## Short task
Find each line that has the string "COVID" and give the total, with nothing else.

Begin Records

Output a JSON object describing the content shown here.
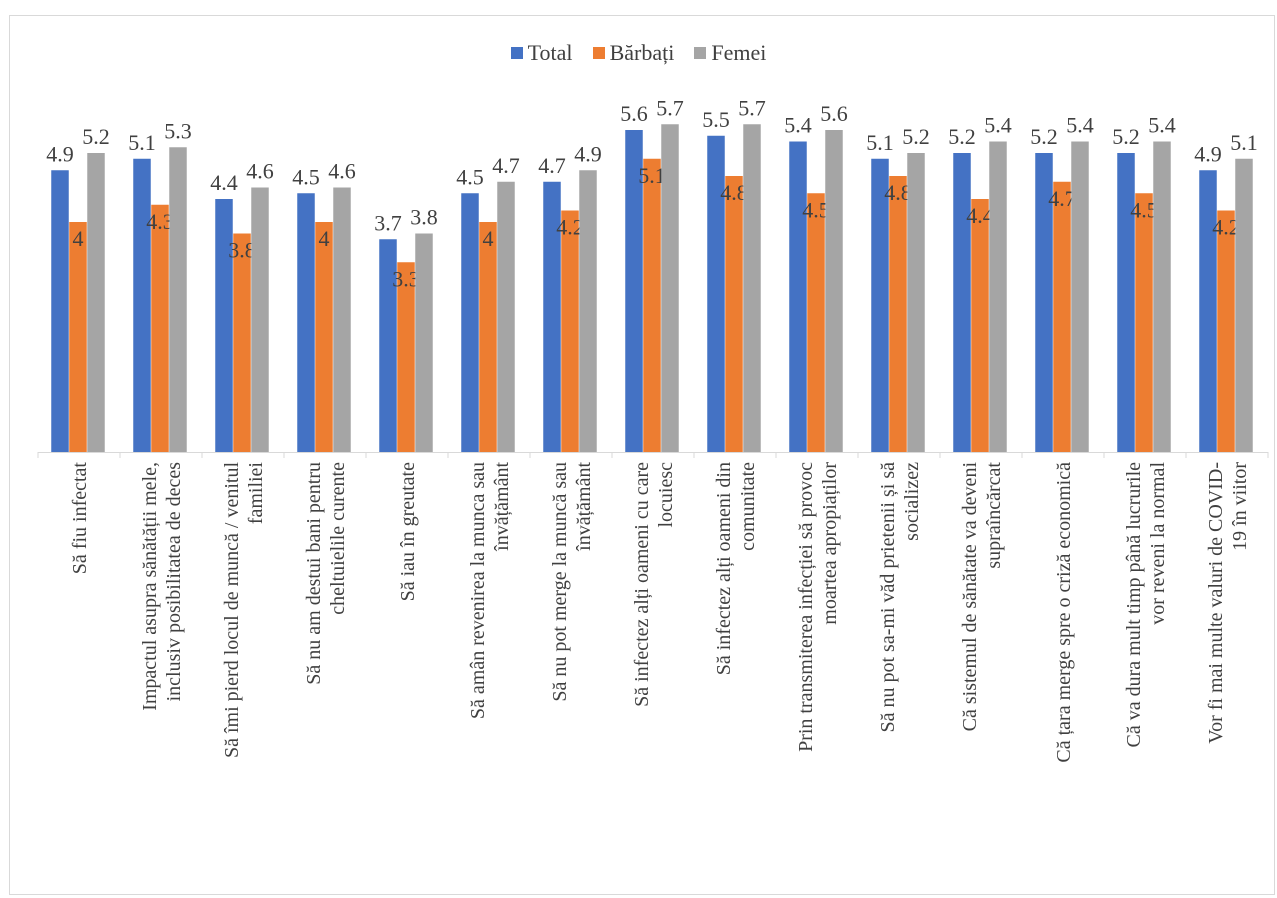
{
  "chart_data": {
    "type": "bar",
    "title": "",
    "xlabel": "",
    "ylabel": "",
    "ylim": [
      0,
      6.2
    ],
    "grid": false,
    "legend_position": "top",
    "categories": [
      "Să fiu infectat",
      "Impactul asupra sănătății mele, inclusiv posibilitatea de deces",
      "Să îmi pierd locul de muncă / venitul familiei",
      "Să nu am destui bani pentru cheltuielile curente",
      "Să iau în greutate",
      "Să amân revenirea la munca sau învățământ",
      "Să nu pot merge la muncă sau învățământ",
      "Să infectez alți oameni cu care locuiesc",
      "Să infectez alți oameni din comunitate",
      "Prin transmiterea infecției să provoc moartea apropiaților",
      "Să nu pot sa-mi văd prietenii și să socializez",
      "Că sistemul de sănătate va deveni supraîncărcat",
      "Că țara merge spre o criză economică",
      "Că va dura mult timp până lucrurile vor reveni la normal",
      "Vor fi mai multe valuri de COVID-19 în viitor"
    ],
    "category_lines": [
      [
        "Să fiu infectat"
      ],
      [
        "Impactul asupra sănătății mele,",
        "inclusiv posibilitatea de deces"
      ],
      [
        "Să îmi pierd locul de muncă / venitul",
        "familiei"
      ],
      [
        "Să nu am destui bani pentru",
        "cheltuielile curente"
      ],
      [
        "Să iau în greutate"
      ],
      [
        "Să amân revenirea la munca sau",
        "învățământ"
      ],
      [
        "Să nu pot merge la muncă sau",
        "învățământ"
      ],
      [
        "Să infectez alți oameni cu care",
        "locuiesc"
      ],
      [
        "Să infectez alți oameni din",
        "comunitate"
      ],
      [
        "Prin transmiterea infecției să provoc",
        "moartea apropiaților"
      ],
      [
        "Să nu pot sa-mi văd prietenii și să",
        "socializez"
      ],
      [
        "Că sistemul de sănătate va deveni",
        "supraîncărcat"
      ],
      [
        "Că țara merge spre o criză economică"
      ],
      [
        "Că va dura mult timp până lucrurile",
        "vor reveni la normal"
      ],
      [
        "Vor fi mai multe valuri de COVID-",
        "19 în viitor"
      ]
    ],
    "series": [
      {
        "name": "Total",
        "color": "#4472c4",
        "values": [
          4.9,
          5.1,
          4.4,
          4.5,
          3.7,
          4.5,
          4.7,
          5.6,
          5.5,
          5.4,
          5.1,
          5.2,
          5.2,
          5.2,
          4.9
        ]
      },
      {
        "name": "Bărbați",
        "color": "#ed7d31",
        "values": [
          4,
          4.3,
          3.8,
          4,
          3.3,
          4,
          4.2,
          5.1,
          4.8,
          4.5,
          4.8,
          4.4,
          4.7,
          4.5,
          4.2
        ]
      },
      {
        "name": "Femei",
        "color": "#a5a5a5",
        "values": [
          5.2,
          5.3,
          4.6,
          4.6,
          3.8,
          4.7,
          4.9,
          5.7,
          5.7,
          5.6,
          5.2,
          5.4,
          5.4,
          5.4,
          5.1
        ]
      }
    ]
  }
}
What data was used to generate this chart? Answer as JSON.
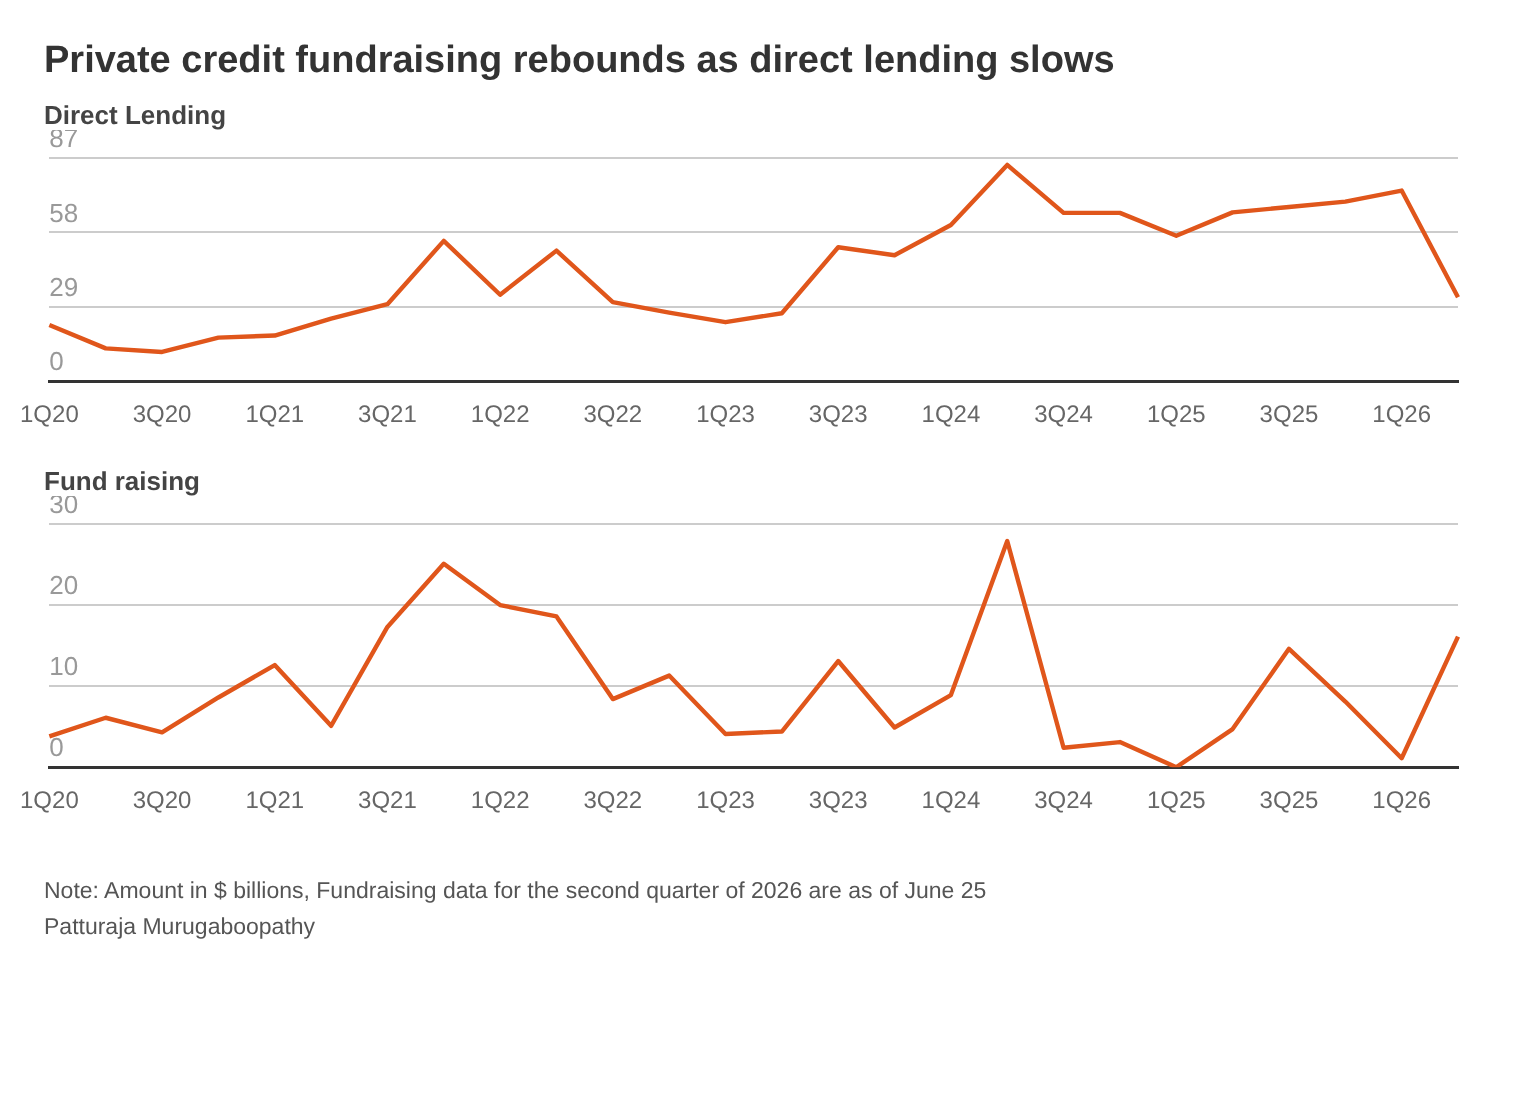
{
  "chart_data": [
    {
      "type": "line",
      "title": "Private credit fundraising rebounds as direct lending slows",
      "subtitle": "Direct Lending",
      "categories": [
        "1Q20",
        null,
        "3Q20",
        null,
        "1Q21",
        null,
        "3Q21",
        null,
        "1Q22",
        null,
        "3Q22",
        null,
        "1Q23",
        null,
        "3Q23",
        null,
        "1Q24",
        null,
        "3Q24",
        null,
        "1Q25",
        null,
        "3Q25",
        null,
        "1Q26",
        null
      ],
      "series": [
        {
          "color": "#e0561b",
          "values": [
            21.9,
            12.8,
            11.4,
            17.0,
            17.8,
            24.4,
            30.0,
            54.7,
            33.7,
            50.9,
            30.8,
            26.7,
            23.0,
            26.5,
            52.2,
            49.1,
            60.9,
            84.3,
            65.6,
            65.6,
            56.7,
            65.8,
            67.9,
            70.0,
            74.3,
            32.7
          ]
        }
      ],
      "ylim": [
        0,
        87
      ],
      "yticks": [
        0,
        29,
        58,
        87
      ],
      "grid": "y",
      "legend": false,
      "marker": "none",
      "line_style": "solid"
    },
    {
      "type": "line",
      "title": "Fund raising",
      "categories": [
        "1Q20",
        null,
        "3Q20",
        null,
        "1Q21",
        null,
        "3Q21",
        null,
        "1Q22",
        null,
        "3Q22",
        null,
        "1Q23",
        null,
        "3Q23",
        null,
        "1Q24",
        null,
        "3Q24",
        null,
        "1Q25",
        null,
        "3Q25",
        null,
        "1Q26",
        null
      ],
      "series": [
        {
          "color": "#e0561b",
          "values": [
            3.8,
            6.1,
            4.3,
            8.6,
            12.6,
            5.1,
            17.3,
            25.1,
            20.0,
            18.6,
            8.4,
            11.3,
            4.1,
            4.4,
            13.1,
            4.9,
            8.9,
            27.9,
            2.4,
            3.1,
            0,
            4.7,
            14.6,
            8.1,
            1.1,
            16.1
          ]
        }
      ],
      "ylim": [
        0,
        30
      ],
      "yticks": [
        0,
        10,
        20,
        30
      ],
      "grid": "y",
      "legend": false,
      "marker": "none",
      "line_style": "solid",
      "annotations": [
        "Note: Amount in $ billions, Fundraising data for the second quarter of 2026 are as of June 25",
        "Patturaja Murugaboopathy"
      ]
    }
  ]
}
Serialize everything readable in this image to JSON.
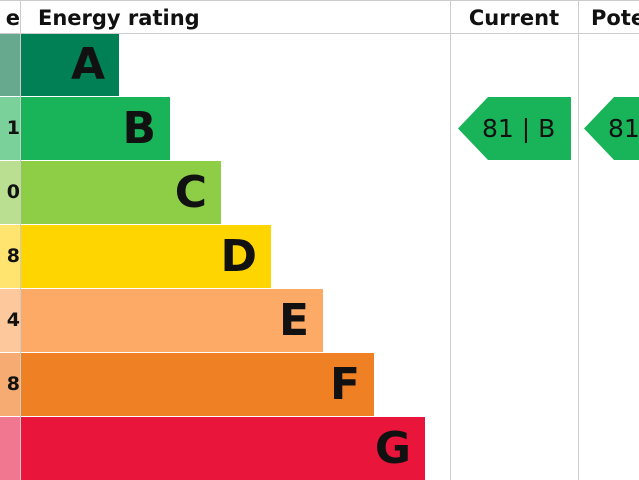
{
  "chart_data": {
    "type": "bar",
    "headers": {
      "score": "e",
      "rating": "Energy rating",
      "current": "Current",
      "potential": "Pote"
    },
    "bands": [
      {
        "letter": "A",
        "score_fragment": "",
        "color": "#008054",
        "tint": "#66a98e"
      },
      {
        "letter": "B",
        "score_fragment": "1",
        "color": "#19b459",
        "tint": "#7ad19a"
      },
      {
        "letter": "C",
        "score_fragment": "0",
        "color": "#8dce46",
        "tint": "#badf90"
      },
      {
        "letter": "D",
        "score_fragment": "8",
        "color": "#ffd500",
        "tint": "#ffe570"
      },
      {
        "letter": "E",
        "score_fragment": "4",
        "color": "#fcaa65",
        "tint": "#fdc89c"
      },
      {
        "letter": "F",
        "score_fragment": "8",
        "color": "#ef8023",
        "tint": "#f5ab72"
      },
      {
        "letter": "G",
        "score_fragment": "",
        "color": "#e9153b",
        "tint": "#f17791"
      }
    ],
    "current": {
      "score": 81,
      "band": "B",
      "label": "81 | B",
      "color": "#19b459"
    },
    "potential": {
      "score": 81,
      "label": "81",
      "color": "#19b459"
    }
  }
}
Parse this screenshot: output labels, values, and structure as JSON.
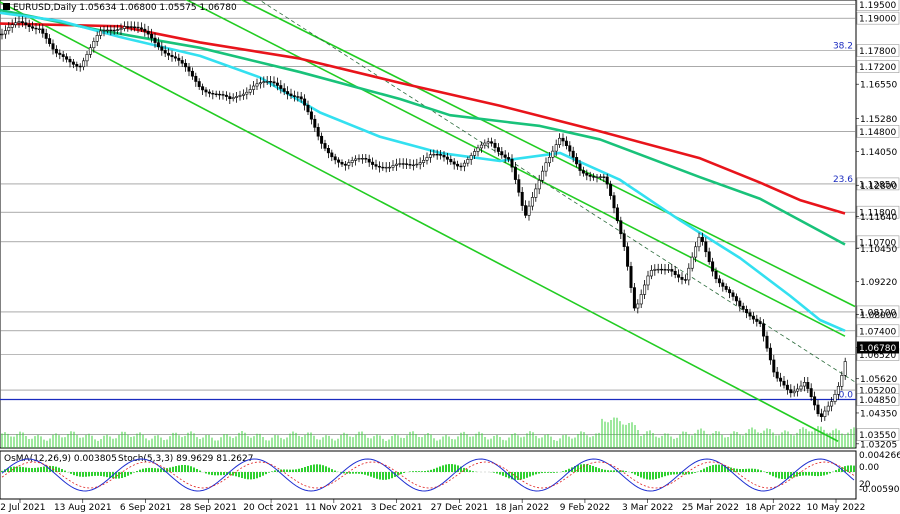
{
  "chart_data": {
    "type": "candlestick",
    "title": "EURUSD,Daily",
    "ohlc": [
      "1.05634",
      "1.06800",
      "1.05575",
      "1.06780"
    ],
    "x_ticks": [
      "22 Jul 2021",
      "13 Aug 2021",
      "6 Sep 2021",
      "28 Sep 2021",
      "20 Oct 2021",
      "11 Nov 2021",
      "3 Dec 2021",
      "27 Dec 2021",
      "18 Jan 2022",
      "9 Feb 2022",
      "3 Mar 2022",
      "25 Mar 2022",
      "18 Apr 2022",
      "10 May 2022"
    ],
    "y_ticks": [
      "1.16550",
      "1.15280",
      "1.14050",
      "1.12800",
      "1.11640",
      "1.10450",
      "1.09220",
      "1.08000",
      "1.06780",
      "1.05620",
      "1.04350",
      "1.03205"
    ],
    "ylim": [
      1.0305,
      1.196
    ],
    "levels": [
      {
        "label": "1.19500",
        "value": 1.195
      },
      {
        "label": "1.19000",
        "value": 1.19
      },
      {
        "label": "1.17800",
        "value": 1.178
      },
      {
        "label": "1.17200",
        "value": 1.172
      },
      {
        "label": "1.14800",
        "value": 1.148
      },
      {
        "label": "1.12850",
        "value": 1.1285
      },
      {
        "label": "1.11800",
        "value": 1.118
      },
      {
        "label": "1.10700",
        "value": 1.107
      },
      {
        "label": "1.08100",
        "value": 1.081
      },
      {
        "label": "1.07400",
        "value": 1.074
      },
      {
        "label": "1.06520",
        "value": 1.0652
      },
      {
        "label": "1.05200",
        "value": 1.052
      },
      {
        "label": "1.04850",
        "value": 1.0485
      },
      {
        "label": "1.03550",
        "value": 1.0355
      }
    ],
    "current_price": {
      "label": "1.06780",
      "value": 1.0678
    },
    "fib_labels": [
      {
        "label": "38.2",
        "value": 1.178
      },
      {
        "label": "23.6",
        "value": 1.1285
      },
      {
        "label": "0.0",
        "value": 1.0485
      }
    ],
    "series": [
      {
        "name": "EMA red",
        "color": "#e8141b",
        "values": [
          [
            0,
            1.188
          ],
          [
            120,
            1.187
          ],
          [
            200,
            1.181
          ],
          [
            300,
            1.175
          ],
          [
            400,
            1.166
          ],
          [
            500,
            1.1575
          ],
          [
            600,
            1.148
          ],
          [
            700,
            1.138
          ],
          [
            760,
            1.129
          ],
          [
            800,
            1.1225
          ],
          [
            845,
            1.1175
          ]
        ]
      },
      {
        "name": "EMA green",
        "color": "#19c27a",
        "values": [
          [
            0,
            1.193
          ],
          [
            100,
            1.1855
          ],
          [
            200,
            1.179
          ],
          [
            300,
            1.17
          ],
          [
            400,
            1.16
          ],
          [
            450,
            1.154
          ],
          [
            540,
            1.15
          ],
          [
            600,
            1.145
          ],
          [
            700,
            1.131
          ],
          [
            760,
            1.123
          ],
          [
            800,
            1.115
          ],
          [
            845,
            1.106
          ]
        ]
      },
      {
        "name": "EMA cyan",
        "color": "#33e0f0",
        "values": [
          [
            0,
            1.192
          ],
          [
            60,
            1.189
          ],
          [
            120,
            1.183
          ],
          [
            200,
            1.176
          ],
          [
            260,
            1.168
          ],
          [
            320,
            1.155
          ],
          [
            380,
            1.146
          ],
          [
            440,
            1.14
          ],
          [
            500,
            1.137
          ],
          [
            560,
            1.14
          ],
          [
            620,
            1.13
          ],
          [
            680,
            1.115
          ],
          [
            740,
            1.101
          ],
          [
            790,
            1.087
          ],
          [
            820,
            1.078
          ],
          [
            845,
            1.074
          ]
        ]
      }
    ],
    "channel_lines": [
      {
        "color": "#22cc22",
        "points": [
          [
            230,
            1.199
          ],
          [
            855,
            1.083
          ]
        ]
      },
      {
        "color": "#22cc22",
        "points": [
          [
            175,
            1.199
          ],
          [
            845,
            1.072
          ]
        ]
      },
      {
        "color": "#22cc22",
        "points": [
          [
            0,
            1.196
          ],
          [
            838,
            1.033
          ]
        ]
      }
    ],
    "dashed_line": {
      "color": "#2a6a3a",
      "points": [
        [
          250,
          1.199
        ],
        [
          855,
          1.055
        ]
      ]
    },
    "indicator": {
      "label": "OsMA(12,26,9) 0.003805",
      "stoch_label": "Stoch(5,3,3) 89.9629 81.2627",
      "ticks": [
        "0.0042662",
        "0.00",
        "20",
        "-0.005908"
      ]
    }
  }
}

End Records

## Expected output
2